* _EXERCISE DIRECTIONS_
Below are the records. Count the lines containing the string "this", and reply with the number alone.

Data records:
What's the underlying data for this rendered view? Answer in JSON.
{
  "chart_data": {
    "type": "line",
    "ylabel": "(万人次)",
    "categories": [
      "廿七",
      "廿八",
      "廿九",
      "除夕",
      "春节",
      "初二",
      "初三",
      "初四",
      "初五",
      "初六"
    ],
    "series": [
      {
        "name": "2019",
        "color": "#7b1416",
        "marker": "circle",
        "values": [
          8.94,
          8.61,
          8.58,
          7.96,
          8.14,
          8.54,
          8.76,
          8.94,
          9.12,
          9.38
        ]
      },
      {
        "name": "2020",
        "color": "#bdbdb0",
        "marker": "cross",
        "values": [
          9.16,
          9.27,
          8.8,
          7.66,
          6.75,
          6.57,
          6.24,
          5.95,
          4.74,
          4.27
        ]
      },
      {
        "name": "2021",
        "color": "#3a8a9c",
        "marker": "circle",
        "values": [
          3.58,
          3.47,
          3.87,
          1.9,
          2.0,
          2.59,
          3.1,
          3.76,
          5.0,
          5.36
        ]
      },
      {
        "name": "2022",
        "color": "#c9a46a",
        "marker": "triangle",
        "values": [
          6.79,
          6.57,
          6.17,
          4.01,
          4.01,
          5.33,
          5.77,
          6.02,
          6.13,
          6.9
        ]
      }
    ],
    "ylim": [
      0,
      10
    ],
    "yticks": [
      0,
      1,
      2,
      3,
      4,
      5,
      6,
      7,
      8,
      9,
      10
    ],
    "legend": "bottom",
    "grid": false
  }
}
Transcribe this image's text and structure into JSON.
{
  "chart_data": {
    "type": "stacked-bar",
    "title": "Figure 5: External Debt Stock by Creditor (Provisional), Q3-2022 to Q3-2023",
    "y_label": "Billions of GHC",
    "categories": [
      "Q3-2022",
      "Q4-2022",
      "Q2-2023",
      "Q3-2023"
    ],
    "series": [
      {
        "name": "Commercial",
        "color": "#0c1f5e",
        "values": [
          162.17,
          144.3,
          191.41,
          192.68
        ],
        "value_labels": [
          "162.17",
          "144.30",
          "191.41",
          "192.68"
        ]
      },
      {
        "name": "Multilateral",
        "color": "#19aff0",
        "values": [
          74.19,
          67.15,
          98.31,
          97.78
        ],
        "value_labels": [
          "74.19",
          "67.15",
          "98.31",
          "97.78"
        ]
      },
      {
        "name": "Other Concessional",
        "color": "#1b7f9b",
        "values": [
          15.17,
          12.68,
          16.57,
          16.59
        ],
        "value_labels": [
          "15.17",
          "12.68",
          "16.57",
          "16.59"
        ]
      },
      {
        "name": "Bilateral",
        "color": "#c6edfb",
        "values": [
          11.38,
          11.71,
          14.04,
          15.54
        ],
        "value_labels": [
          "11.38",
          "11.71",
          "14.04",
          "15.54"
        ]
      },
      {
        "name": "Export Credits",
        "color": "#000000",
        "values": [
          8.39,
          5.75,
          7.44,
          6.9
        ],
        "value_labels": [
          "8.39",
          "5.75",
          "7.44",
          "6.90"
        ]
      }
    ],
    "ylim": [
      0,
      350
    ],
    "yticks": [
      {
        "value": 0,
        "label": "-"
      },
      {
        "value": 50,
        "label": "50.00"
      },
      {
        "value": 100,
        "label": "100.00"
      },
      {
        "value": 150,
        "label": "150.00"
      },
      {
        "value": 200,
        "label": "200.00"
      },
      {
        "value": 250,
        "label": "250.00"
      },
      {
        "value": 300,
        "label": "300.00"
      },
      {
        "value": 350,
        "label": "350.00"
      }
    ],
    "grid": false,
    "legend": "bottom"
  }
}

* _WRITTEN ANSWER_
2